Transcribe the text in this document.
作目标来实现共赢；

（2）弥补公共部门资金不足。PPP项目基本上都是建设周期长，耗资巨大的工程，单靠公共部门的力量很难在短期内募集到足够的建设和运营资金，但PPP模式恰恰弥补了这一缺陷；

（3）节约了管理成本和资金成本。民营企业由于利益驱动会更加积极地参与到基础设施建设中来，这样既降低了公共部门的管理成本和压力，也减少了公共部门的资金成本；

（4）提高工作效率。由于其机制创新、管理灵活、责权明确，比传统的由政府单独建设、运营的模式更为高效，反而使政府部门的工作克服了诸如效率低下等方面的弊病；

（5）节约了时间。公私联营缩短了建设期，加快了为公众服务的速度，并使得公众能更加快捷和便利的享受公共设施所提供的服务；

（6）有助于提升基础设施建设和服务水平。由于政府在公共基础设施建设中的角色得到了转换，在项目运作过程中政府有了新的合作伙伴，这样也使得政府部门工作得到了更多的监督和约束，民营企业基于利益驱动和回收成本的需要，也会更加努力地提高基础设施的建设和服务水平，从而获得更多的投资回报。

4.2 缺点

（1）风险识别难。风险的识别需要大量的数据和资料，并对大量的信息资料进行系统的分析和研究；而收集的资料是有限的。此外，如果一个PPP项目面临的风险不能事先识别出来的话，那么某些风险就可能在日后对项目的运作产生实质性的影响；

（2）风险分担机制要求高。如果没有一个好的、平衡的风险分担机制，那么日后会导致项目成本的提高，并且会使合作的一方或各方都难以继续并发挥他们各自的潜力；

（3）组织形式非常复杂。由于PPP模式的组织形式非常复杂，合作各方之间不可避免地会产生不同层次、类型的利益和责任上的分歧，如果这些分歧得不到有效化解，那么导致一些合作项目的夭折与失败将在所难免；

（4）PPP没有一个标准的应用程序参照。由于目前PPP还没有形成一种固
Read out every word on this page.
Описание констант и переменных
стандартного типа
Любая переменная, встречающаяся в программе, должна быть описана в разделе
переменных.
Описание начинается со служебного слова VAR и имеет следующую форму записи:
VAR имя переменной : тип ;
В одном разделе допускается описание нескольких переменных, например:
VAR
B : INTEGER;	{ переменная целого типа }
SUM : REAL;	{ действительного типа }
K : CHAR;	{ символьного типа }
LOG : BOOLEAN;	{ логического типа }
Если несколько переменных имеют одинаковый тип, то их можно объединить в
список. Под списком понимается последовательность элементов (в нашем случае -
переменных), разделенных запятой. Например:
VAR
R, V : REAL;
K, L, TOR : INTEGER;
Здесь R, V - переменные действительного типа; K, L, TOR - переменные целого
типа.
============================================================
• Challenge: Reproduce the full set of records precisely.

• Complete output:
Transcribe the text in this document.
作目标来实现共赢；

（2）弥补公共部门资金不足。PPP项目基本上都是建设周期长，耗资巨大的工程，单靠公共部门的力量很难在短期内募集到足够的建设和运营资金，但PPP模式恰恰弥补了这一缺陷；

（3）节约了管理成本和资金成本。民营企业由于利益驱动会更加积极地参与到基础设施建设中来，这样既降低了公共部门的管理成本和压力，也减少了公共部门的资金成本；

（4）提高工作效率。由于其机制创新、管理灵活、责权明确，比传统的由政府单独建设、运营的模式更为高效，反而使政府部门的工作克服了诸如效率低下等方面的弊病；

（5）节约了时间。公私联营缩短了建设期，加快了为公众服务的速度，并使得公众能更加快捷和便利的享受公共设施所提供的服务；

（6）有助于提升基础设施建设和服务水平。由于政府在公共基础设施建设中的角色得到了转换，在项目运作过程中政府有了新的合作伙伴，这样也使得政府部门工作得到了更多的监督和约束，民营企业基于利益驱动和回收成本的需要，也会更加努力地提高基础设施的建设和服务水平，从而获得更多的投资回报。

4.2 缺点

（1）风险识别难。风险的识别需要大量的数据和资料，并对大量的信息资料进行系统的分析和研究；而收集的资料是有限的。此外，如果一个PPP项目面临的风险不能事先识别出来的话，那么某些风险就可能在日后对项目的运作产生实质性的影响；

（2）风险分担机制要求高。如果没有一个好的、平衡的风险分担机制，那么日后会导致项目成本的提高，并且会使合作的一方或各方都难以继续并发挥他们各自的潜力；

（3）组织形式非常复杂。由于PPP模式的组织形式非常复杂，合作各方之间不可避免地会产生不同层次、类型的利益和责任上的分歧，如果这些分歧得不到有效化解，那么导致一些合作项目的夭折与失败将在所难免；

（4）PPP没有一个标准的应用程序参照。由于目前PPP还没有形成一种固
Read out every word on this page.
Описание констант и переменных
стандартного типа
Любая переменная, встречающаяся в программе, должна быть описана в разделе
переменных.
Описание начинается со служебного слова VAR и имеет следующую форму записи:
VAR имя переменной : тип ;
В одном разделе допускается описание нескольких переменных, например:
VAR
B : INTEGER;	{ переменная целого типа }
SUM : REAL;	{ действительного типа }
K : CHAR;	{ символьного типа }
LOG : BOOLEAN;	{ логического типа }
Если несколько переменных имеют одинаковый тип, то их можно объединить в
список. Под списком понимается последовательность элементов (в нашем случае -
переменных), разделенных запятой. Например:
VAR
R, V : REAL;
K, L, TOR : INTEGER;
Здесь R, V - переменные действительного типа; K, L, TOR - переменные целого
типа.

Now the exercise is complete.